Using the data below, tally the lines that include the string "arrow". Only the number is wanted.

--- Begin ---

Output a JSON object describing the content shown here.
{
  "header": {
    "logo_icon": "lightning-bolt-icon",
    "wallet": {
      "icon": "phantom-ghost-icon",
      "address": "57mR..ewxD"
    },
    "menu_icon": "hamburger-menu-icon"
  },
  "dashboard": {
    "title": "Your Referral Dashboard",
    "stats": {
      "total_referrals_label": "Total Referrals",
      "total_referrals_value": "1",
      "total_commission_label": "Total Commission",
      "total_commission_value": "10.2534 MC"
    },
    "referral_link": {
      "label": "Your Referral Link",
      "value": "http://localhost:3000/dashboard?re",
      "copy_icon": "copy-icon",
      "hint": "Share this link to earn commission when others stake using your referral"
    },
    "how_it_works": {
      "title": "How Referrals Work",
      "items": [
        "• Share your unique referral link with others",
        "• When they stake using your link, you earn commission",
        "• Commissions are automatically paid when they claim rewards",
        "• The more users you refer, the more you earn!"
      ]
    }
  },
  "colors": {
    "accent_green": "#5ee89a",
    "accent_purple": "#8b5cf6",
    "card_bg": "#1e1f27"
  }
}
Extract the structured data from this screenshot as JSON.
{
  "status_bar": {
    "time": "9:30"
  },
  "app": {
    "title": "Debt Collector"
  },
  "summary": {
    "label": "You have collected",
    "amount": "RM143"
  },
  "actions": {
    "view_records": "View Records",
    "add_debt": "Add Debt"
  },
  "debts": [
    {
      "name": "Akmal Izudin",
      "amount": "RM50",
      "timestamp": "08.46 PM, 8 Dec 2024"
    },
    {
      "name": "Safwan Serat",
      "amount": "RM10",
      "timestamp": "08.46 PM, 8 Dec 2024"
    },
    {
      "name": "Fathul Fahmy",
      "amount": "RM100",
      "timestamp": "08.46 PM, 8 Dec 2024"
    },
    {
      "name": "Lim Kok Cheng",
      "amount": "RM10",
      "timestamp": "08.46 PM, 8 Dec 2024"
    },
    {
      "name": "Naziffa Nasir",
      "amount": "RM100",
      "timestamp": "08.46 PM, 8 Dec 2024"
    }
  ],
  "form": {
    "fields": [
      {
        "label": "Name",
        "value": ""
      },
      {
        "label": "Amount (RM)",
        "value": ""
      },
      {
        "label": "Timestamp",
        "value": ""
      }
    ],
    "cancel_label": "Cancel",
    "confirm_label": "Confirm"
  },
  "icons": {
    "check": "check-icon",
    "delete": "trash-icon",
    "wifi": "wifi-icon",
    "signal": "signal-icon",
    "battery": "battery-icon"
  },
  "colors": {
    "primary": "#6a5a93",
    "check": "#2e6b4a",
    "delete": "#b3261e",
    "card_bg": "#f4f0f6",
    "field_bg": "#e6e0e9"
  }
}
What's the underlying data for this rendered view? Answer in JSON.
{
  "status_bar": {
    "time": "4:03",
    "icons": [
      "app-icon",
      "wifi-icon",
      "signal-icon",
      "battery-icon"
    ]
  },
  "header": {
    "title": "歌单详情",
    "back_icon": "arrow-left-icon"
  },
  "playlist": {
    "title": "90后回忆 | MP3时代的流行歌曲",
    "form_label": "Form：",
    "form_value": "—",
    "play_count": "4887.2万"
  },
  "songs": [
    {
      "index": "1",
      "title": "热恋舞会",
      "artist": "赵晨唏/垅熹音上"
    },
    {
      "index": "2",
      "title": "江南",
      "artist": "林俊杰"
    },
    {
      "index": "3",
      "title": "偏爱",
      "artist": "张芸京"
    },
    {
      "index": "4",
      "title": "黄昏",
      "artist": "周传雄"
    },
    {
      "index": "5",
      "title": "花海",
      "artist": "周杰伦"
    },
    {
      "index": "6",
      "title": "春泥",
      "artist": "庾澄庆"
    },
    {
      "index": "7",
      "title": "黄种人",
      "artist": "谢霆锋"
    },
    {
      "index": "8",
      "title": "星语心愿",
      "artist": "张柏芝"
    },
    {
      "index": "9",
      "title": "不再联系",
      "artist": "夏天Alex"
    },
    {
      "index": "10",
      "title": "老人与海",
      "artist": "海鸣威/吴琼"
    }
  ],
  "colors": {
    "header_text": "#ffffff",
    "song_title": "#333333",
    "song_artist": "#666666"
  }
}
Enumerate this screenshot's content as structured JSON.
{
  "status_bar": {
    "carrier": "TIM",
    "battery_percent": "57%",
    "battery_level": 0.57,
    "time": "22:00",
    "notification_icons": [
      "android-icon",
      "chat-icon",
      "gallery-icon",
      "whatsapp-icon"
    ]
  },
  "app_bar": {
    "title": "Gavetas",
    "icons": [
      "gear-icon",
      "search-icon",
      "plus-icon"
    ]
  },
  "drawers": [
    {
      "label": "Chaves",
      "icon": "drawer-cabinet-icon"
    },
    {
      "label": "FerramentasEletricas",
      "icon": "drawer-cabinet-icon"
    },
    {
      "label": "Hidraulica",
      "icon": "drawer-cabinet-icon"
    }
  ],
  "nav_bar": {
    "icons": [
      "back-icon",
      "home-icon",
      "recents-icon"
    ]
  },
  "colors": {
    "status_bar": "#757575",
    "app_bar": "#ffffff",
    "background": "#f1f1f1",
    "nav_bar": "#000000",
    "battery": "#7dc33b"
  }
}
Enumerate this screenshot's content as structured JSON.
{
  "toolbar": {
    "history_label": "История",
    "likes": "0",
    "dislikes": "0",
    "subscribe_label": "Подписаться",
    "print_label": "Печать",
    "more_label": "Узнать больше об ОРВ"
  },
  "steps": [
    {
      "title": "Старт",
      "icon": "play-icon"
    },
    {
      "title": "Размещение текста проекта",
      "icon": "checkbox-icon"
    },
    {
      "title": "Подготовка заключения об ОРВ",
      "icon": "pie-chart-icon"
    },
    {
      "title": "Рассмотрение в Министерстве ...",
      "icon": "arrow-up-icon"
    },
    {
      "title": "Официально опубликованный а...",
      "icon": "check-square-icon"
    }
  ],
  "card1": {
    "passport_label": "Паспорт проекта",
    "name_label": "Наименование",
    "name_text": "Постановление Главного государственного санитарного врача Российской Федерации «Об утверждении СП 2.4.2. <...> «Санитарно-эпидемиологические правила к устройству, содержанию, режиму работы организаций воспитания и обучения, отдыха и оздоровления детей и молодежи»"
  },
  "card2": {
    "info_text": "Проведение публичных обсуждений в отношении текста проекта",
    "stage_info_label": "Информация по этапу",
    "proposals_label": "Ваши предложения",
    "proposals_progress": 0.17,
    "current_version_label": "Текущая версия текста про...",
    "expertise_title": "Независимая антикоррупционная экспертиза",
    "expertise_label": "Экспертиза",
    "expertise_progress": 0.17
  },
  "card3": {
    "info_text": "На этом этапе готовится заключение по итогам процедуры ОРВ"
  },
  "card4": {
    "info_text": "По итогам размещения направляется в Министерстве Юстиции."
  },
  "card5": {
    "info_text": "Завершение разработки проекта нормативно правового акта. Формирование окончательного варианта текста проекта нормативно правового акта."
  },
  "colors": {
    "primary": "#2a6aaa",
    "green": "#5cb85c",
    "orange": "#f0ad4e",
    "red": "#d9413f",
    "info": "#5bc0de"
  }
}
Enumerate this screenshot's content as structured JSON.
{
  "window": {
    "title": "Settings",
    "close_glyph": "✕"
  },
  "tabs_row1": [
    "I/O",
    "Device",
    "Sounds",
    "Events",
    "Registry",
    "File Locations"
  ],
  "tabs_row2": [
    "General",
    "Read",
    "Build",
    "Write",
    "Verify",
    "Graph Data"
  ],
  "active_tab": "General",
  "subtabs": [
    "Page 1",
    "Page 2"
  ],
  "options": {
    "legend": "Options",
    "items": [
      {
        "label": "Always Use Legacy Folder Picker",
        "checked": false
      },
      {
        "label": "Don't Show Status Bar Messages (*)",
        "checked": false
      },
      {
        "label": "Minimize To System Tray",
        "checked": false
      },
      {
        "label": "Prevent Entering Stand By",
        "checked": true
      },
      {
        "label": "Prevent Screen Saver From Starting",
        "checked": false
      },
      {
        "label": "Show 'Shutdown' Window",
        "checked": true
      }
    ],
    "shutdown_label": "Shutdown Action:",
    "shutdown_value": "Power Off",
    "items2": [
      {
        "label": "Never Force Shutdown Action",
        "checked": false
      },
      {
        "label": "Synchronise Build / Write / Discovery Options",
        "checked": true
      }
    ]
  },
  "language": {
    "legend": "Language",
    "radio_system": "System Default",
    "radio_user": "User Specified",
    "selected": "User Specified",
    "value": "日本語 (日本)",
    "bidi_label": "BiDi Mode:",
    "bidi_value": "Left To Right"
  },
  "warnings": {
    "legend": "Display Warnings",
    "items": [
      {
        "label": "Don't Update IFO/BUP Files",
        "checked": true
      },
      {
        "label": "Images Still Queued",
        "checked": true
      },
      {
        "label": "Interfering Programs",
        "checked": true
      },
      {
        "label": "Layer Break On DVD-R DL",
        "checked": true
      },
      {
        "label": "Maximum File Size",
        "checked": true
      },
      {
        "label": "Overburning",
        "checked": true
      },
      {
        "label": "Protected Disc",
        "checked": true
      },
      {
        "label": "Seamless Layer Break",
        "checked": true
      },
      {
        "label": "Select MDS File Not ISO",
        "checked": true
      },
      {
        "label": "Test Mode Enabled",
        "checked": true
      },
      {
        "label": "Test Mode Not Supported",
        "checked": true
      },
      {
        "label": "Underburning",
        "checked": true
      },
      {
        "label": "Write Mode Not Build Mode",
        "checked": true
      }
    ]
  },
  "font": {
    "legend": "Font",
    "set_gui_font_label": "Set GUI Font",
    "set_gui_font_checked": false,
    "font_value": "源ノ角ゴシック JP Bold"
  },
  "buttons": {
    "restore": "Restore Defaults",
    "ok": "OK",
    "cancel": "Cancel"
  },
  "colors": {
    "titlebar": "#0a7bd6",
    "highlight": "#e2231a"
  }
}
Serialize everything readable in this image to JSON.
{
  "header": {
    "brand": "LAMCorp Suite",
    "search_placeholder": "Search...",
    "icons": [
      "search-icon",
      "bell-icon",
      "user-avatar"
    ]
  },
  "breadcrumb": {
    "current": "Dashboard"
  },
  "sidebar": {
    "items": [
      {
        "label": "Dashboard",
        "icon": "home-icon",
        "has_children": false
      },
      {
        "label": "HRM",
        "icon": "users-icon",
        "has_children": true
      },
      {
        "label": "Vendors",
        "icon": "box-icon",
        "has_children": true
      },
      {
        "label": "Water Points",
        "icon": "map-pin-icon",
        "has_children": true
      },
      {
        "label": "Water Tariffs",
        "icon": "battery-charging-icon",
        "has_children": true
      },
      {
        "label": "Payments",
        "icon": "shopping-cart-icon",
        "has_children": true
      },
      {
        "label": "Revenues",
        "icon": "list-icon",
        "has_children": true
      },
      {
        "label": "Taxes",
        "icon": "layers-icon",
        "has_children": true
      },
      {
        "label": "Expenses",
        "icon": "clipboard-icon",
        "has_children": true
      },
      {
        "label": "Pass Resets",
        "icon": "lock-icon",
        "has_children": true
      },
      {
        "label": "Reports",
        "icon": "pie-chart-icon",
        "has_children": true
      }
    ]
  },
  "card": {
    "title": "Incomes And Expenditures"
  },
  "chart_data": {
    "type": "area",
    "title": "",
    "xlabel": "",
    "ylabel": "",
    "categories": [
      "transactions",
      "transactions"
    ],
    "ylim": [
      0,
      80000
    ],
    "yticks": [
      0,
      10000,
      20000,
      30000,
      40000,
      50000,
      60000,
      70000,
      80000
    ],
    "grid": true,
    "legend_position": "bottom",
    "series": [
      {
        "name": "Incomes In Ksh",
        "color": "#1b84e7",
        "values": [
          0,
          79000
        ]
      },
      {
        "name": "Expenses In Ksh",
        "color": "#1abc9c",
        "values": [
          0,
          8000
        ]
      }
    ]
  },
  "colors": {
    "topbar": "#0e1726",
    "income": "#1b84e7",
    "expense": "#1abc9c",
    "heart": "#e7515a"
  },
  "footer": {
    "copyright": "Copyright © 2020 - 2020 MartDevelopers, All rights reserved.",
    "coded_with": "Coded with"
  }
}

--- End ---

=== Result ===
2